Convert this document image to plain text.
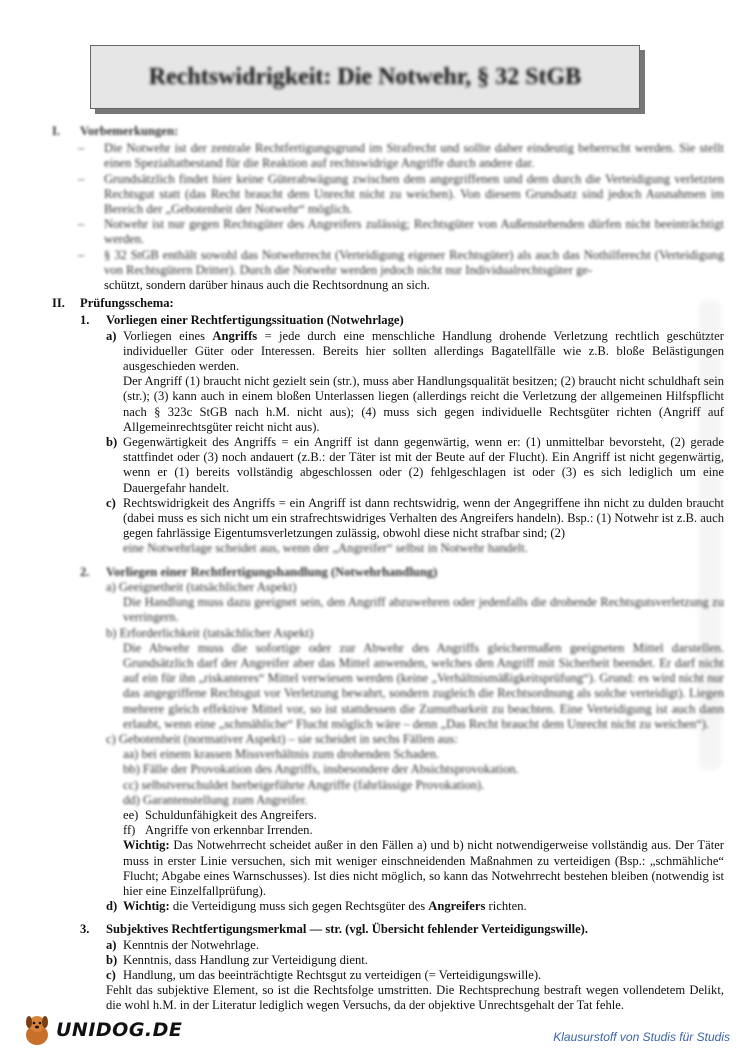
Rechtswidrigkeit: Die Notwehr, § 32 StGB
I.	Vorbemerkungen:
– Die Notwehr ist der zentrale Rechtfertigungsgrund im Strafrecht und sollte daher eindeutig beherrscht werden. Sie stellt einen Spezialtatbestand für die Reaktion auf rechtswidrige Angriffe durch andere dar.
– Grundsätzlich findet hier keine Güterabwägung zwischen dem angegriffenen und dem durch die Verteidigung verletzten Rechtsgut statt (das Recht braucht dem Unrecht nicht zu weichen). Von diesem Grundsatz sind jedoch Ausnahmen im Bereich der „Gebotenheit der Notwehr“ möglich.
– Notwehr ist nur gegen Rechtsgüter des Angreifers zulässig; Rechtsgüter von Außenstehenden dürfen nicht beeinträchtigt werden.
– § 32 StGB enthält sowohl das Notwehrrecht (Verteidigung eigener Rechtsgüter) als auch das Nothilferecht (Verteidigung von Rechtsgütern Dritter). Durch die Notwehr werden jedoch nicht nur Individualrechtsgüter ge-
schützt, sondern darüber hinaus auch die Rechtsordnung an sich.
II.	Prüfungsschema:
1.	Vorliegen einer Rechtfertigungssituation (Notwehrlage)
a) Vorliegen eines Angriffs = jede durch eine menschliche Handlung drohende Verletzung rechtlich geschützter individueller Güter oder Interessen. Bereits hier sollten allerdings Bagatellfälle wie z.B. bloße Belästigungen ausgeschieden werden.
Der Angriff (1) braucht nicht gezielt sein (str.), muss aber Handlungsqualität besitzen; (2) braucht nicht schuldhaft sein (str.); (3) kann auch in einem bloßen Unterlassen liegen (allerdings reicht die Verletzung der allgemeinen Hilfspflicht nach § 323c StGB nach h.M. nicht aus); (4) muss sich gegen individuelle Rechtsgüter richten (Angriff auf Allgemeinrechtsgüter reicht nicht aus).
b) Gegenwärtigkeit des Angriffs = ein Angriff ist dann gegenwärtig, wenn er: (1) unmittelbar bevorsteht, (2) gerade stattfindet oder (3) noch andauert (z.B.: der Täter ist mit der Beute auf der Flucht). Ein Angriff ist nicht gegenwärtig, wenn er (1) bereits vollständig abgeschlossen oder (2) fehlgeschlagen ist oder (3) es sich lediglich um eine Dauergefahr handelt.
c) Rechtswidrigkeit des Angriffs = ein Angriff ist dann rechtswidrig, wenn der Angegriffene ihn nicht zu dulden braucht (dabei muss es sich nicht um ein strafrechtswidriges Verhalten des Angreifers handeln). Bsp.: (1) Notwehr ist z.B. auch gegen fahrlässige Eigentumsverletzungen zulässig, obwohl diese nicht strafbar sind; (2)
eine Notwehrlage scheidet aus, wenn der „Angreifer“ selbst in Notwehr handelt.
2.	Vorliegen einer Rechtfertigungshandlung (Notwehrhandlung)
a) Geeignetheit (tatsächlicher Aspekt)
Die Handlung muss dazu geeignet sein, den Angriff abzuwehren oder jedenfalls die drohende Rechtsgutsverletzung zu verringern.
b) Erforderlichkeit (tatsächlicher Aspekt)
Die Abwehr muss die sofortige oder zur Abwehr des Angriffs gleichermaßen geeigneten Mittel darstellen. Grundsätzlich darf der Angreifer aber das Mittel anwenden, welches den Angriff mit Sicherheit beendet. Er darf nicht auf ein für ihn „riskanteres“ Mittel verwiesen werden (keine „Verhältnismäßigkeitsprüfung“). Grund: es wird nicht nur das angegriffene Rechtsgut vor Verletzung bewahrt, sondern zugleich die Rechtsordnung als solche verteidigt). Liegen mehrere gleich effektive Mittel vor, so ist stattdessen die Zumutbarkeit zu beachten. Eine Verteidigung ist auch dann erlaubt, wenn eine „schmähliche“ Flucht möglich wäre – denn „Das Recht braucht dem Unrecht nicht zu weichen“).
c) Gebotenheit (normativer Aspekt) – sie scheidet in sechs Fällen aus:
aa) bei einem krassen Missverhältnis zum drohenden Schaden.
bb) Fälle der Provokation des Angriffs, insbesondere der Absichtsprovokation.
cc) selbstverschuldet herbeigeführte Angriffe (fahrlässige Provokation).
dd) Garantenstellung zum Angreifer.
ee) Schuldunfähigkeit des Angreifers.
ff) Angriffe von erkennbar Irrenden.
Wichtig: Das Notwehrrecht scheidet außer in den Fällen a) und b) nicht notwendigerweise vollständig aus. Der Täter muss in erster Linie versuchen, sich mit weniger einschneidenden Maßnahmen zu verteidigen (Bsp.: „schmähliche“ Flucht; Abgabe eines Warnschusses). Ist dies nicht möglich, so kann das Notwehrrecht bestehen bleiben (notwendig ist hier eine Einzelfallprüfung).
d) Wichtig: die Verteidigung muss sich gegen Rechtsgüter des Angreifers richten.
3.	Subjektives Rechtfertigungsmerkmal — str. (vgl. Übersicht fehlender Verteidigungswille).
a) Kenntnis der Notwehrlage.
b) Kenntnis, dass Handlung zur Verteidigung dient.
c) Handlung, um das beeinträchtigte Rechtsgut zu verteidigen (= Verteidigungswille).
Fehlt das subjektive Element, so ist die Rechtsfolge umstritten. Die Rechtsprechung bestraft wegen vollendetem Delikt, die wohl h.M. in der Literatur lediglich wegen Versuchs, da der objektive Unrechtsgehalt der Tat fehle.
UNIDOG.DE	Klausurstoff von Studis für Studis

+===+

Pull every line containing "einem" from the data.

Der Angriff (1) braucht nicht gezielt sein (str.), muss aber Handlungsqualität besitzen; (2) braucht nicht schuldhaft sein (str.); (3) kann auch in einem bloßen Unterlassen liegen (allerdings reicht die Verletzung der allgemeinen Hilfspflicht nach § 323c StGB nach h.M. nicht aus); (4) muss sich gegen individuelle Rechtsgüter richten (Angriff auf Allgemeinrechtsgüter reicht nicht aus).
aa) bei einem krassen Missverhältnis zum drohenden Schaden.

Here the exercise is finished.